***** Input material

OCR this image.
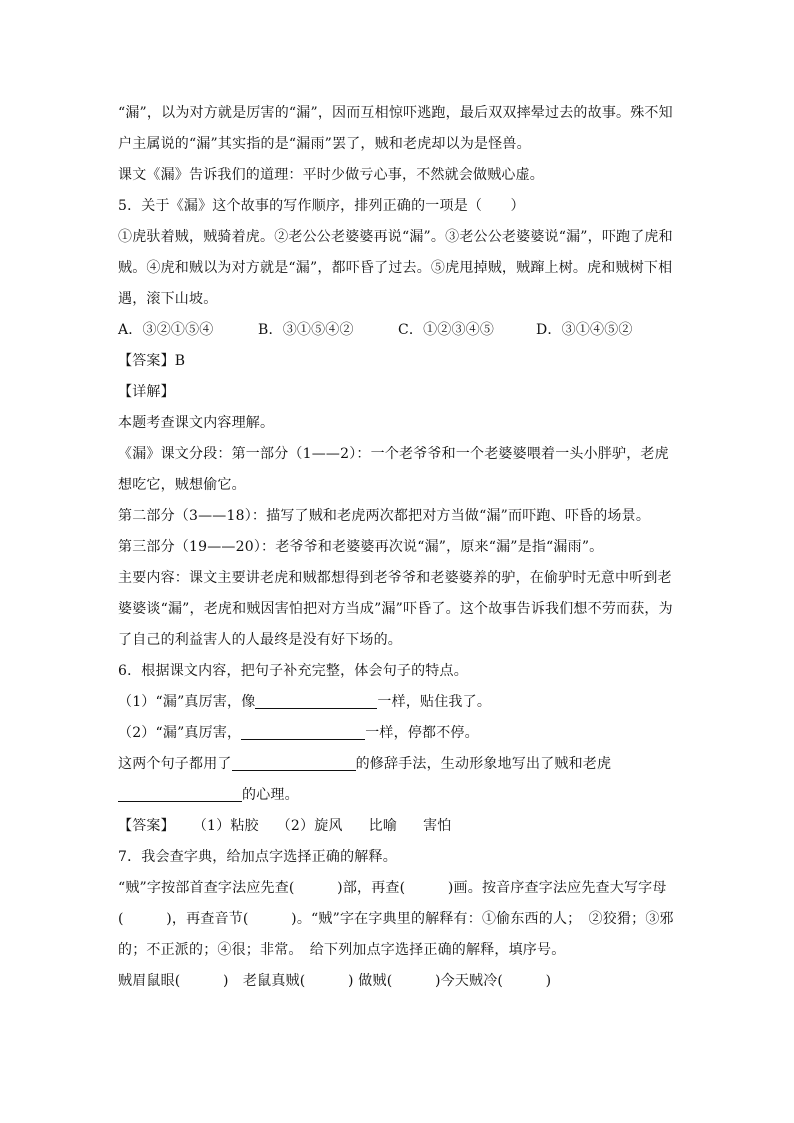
“漏”，以为对方就是厉害的“漏”，因而互相惊吓逃跑，最后双双摔晕过去的故事。殊不知
户主属说的“漏”其实指的是“漏雨”罢了，贼和老虎却以为是怪兽。
课文《漏》告诉我们的道理：平时少做亏心事，不然就会做贼心虚。
5．关于《漏》这个故事的写作顺序，排列正确的一项是（　　）
①虎驮着贼，贼骑着虎。②老公公老婆婆再说“漏”。③老公公老婆婆说“漏”，吓跑了虎和
贼。④虎和贼以为对方就是“漏”，都吓昏了过去。⑤虎甩掉贼，贼蹿上树。虎和贼树下相
遇，滚下山坡。
A．③②①⑤④	B．③①⑤④②	C．①②③④⑤	D．③①④⑤②
【答案】B
【详解】
本题考查课文内容理解。
《漏》课文分段：第一部分（1——2）：一个老爷爷和一个老婆婆喂着一头小胖驴，老虎
想吃它，贼想偷它。
第二部分（3——18）：描写了贼和老虎两次都把对方当做“漏”而吓跑、吓昏的场景。
第三部分（19——20）：老爷爷和老婆婆再次说“漏”，原来“漏”是指“漏雨”。
主要内容：课文主要讲老虎和贼都想得到老爷爷和老婆婆养的驴，在偷驴时无意中听到老
婆婆谈“漏”，老虎和贼因害怕把对方当成”漏”吓昏了。这个故事告诉我们想不劳而获，为
了自己的利益害人的人最终是没有好下场的。
6．根据课文内容，把句子补充完整，体会句子的特点。
（1）“漏”真厉害，像	一样，贴住我了。
（2）“漏”真厉害，	一样，停都不停。
这两个句子都用了	的修辞手法，生动形象地写出了贼和老虎
的心理。
【答案】 （1）粘胶 （2）旋风 比喻 害怕
7．我会查字典，给加点字选择正确的解释。
“贼”字按部首查字法应先查(　　　)部，再查(　　　)画。按音序查字法应先查大写字母
(　　　)，再查音节(　　　)。“贼”字在字典里的解释有：①偷东西的人；　②狡猾；③邪
的；不正派的；④很；非常。　给下列加点字选择正确的解释，填序号。
贼眉鼠眼(　　　)　老鼠真贼(　　　) 做贼(　　　)今天贼冷(　　　)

**********

• [Task brief]
Print each of the records above exactly as written, leaving no picture in the copy.

• [Worked answer]
OCR this image.
“漏”，以为对方就是厉害的“漏”，因而互相惊吓逃跑，最后双双摔晕过去的故事。殊不知
户主属说的“漏”其实指的是“漏雨”罢了，贼和老虎却以为是怪兽。
课文《漏》告诉我们的道理：平时少做亏心事，不然就会做贼心虚。
5．关于《漏》这个故事的写作顺序，排列正确的一项是（　　）
①虎驮着贼，贼骑着虎。②老公公老婆婆再说“漏”。③老公公老婆婆说“漏”，吓跑了虎和
贼。④虎和贼以为对方就是“漏”，都吓昏了过去。⑤虎甩掉贼，贼蹿上树。虎和贼树下相
遇，滚下山坡。
A．③②①⑤④	B．③①⑤④②	C．①②③④⑤	D．③①④⑤②
【答案】B
【详解】
本题考查课文内容理解。
《漏》课文分段：第一部分（1——2）：一个老爷爷和一个老婆婆喂着一头小胖驴，老虎
想吃它，贼想偷它。
第二部分（3——18）：描写了贼和老虎两次都把对方当做“漏”而吓跑、吓昏的场景。
第三部分（19——20）：老爷爷和老婆婆再次说“漏”，原来“漏”是指“漏雨”。
主要内容：课文主要讲老虎和贼都想得到老爷爷和老婆婆养的驴，在偷驴时无意中听到老
婆婆谈“漏”，老虎和贼因害怕把对方当成”漏”吓昏了。这个故事告诉我们想不劳而获，为
了自己的利益害人的人最终是没有好下场的。
6．根据课文内容，把句子补充完整，体会句子的特点。
（1）“漏”真厉害，像	一样，贴住我了。
（2）“漏”真厉害，	一样，停都不停。
这两个句子都用了	的修辞手法，生动形象地写出了贼和老虎
的心理。
【答案】 （1）粘胶 （2）旋风 比喻 害怕
7．我会查字典，给加点字选择正确的解释。
“贼”字按部首查字法应先查(　　　)部，再查(　　　)画。按音序查字法应先查大写字母
(　　　)，再查音节(　　　)。“贼”字在字典里的解释有：①偷东西的人；　②狡猾；③邪
的；不正派的；④很；非常。　给下列加点字选择正确的解释，填序号。
贼眉鼠眼(　　　)　老鼠真贼(　　　) 做贼(　　　)今天贼冷(　　　)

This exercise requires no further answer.